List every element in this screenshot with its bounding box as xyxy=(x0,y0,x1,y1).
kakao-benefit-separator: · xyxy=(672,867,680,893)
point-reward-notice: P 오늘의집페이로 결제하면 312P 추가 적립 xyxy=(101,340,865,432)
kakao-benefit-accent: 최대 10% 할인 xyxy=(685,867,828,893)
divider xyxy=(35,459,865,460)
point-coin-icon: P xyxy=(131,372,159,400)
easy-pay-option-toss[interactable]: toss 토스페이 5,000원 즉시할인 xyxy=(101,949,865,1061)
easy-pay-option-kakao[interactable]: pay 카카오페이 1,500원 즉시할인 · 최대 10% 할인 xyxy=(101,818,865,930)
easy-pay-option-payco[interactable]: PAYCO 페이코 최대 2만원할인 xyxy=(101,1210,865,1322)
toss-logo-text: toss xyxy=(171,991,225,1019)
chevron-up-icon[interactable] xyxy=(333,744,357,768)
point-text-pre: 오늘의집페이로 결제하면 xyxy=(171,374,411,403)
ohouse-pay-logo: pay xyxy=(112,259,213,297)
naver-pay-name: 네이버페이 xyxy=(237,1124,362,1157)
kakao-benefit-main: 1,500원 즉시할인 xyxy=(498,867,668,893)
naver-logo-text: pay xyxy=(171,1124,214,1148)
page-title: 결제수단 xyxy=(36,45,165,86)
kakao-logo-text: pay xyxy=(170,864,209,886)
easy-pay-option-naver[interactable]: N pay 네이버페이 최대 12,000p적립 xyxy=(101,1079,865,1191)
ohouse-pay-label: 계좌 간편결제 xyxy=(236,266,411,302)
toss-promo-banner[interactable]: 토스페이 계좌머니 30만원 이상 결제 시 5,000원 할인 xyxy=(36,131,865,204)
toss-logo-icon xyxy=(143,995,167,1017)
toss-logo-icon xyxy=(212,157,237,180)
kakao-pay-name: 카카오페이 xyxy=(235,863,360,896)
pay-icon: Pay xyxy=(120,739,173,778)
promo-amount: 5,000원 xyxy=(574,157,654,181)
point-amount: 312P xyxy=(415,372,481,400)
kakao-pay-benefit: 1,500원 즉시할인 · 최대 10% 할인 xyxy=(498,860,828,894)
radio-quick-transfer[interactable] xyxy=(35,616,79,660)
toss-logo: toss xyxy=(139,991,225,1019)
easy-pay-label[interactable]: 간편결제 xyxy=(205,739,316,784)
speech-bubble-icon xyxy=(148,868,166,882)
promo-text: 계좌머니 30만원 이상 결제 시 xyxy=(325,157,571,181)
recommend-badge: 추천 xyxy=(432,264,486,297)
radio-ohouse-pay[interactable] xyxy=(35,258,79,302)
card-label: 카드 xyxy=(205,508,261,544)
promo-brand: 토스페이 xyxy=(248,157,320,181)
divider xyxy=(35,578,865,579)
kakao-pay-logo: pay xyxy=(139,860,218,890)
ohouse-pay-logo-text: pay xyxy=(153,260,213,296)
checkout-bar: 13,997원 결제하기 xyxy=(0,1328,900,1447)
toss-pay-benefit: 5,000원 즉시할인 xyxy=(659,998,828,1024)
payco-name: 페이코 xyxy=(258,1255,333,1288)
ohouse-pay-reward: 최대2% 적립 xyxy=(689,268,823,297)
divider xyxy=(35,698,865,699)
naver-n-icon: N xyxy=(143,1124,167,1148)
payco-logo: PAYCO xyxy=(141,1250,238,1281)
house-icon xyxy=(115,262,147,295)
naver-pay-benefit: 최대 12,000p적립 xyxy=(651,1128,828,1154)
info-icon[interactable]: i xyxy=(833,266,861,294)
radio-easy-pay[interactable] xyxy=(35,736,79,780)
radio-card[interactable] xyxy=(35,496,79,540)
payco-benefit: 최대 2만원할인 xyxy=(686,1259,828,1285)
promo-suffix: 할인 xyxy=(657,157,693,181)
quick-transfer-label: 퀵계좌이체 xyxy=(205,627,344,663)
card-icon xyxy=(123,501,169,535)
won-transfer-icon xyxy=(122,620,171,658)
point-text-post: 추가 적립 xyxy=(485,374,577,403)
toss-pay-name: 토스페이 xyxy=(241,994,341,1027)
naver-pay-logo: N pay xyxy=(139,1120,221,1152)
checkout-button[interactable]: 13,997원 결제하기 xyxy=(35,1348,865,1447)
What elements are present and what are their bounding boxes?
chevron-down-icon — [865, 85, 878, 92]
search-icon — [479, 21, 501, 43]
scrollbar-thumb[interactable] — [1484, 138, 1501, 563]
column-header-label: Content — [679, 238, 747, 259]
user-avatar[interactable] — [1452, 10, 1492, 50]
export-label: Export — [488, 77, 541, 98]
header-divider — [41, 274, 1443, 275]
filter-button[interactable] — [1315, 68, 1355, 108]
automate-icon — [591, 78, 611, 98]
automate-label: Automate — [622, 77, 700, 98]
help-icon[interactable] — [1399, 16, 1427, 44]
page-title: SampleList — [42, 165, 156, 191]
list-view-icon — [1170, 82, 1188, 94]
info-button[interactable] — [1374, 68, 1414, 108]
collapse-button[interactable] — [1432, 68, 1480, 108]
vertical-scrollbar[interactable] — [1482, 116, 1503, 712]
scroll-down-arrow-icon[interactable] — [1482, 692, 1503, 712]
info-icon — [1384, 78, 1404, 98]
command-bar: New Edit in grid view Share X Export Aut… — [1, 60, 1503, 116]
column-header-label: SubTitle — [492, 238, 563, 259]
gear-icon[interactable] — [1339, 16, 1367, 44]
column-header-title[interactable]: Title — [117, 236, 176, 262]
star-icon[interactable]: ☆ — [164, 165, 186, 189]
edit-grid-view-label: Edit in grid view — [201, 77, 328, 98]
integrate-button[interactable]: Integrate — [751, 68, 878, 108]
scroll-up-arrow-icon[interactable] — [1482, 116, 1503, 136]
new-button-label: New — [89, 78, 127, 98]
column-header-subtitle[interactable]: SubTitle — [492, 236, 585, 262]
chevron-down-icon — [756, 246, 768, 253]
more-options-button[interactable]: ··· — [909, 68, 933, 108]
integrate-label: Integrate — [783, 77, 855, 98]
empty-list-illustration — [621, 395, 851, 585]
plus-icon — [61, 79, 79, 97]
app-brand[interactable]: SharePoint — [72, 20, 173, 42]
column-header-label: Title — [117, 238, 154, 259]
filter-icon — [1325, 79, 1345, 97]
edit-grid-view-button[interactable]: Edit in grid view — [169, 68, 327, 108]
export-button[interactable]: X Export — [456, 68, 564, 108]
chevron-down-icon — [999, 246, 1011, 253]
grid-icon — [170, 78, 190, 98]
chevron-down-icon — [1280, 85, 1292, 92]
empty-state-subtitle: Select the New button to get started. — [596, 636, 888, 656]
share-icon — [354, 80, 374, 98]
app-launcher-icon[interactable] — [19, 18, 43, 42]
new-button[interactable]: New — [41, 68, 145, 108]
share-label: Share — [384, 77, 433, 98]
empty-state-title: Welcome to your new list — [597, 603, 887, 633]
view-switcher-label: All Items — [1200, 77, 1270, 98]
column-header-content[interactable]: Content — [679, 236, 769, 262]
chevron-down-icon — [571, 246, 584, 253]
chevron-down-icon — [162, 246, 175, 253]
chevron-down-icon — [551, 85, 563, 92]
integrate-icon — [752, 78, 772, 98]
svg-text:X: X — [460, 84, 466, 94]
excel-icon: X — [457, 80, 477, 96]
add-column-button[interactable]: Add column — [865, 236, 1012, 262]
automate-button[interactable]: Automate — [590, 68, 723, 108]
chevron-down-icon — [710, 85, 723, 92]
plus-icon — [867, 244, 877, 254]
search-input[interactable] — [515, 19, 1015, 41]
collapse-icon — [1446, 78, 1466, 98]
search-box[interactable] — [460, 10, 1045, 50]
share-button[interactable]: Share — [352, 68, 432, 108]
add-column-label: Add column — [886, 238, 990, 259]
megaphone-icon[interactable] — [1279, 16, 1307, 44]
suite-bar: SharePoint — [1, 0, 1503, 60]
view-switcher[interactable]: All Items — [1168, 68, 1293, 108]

---*---

> [GIVEN REQUEST]: Copy out the lines above exactly, from the very first one down to the line containing "easy-pay-option-kakao[interactable]: pay 카카오페이", including that line.

> [EXPECTED ANSWER]:
List every element in this screenshot with its bounding box as xyxy=(x0,y0,x1,y1).
kakao-benefit-separator: · xyxy=(672,867,680,893)
point-reward-notice: P 오늘의집페이로 결제하면 312P 추가 적립 xyxy=(101,340,865,432)
kakao-benefit-accent: 최대 10% 할인 xyxy=(685,867,828,893)
divider xyxy=(35,459,865,460)
point-coin-icon: P xyxy=(131,372,159,400)
easy-pay-option-toss[interactable]: toss 토스페이 5,000원 즉시할인 xyxy=(101,949,865,1061)
easy-pay-option-kakao[interactable]: pay 카카오페이 1,500원 즉시할인 · 최대 10% 할인 xyxy=(101,818,865,930)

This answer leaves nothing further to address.